**Action item:** Which lines in the data below contain the word "coord"? Copy each of them.
++++ Material supplied
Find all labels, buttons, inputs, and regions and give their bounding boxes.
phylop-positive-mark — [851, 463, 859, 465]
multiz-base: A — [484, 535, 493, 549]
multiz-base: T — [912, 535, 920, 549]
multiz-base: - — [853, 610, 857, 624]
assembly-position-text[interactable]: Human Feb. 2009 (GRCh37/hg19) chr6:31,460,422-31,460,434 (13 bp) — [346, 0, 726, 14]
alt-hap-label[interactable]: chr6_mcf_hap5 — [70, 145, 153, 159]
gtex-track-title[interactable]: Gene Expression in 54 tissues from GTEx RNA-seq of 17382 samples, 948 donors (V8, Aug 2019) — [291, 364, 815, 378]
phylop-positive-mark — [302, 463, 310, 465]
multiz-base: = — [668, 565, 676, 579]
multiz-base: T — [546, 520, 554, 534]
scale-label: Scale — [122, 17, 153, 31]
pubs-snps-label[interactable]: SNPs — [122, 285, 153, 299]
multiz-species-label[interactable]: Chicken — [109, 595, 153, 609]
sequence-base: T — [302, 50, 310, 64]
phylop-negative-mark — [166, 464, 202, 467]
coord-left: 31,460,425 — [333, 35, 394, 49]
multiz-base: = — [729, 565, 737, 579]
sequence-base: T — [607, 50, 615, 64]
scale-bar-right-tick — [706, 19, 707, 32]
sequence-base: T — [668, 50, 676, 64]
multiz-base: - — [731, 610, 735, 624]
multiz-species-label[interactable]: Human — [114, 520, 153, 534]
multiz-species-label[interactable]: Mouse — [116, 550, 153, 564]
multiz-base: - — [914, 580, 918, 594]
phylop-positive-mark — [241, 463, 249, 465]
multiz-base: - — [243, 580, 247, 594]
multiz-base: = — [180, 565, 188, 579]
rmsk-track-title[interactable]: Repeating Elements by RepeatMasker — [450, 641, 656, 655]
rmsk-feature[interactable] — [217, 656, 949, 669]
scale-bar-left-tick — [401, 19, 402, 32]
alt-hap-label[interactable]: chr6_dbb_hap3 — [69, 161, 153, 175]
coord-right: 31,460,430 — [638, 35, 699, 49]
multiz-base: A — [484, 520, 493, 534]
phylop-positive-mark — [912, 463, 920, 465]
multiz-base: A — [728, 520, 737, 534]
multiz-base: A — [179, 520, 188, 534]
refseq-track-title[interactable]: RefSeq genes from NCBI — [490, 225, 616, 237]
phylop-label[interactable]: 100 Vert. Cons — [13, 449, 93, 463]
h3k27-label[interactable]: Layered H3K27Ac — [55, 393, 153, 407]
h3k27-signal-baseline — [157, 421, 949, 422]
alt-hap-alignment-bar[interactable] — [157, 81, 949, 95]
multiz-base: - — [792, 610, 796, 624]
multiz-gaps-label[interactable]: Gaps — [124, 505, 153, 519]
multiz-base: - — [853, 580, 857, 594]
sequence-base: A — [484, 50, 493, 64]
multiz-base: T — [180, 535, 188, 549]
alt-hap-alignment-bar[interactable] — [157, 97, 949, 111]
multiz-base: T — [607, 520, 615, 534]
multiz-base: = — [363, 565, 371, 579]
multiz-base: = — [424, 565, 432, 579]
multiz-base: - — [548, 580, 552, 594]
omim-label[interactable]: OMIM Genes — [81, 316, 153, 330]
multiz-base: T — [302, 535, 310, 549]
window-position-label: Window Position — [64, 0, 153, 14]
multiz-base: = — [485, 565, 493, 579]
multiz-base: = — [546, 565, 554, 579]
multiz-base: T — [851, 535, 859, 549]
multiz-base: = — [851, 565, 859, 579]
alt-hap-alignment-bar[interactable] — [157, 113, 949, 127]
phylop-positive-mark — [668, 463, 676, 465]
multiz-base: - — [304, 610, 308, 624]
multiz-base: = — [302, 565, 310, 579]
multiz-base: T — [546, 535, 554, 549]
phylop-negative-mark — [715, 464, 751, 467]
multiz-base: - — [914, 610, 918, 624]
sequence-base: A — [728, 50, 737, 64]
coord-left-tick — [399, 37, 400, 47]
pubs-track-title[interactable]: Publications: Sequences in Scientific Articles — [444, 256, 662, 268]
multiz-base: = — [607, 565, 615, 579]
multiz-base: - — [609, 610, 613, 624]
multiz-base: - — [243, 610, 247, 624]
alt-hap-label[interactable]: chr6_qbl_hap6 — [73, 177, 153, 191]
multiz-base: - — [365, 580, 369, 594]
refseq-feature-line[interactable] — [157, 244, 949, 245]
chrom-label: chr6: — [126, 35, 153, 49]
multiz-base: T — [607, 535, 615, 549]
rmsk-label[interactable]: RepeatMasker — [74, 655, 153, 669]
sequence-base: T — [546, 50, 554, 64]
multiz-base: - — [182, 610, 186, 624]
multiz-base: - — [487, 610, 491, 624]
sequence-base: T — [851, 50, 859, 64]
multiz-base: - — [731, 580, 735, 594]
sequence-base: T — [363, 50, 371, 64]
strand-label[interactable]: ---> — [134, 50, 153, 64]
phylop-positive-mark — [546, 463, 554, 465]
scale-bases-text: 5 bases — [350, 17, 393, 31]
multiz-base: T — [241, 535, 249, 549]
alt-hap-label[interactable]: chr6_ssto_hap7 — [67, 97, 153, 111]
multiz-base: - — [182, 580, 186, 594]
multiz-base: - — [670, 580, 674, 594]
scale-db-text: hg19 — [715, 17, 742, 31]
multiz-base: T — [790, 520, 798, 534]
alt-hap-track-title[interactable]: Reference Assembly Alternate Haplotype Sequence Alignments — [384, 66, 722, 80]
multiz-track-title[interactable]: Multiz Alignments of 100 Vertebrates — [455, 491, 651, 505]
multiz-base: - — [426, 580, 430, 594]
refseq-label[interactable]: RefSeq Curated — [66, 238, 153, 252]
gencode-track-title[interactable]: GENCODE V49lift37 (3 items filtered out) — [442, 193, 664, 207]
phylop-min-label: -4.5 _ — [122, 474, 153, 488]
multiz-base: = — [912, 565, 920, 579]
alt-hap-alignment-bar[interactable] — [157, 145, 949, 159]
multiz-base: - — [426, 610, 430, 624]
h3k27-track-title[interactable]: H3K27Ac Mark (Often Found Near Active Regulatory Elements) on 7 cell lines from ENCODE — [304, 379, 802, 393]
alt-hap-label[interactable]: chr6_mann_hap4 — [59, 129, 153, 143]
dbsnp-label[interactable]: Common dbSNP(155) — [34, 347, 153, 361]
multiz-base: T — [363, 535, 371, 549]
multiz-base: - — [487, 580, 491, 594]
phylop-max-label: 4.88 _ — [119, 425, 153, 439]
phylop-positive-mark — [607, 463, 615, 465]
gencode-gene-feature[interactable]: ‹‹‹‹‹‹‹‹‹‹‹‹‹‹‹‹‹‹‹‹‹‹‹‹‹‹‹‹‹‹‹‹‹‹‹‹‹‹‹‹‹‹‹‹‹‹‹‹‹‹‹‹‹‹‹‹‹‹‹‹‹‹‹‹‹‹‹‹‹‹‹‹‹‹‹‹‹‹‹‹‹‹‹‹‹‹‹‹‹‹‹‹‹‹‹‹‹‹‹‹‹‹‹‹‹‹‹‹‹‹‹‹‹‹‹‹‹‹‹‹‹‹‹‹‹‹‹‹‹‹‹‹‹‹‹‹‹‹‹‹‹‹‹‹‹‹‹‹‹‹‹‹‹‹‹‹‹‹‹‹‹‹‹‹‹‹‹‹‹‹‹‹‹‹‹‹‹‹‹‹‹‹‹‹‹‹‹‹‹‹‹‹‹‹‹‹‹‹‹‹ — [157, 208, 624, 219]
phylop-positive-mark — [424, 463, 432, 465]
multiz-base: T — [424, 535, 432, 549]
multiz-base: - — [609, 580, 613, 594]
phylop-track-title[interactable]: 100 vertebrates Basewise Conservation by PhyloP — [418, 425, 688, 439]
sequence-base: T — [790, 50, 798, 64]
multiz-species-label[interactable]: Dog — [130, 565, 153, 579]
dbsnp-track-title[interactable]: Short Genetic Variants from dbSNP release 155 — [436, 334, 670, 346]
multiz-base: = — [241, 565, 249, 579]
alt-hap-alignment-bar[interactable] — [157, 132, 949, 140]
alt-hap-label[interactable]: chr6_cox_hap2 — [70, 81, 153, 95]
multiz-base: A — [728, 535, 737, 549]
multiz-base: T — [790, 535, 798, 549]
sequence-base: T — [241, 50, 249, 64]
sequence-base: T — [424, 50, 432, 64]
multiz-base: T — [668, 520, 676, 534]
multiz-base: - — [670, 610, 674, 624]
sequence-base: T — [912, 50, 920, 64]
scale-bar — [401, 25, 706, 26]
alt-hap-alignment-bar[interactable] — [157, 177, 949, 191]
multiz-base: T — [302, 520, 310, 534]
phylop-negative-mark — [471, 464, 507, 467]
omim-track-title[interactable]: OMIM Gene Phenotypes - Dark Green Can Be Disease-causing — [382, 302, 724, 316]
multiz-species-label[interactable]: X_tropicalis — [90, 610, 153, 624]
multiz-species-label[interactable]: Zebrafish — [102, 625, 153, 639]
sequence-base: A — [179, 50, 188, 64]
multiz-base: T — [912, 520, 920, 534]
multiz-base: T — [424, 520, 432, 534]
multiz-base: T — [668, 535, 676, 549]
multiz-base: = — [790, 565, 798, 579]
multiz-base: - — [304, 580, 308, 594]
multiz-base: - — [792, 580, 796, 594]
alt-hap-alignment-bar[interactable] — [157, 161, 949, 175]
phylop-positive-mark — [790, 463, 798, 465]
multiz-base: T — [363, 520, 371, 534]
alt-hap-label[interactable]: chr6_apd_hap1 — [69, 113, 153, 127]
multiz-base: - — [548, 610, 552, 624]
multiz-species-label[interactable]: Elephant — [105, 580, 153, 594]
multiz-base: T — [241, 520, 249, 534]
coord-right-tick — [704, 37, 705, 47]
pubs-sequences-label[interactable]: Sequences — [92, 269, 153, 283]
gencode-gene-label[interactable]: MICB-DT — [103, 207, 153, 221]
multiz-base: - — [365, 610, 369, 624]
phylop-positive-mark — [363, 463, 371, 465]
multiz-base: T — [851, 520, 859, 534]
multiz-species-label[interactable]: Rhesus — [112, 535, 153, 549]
++++++++
**Result for this exercise:**
coord-left: 31,460,425 — [333, 35, 394, 49]
coord-right: 31,460,430 — [638, 35, 699, 49]
coord-left-tick — [399, 37, 400, 47]
coord-right-tick — [704, 37, 705, 47]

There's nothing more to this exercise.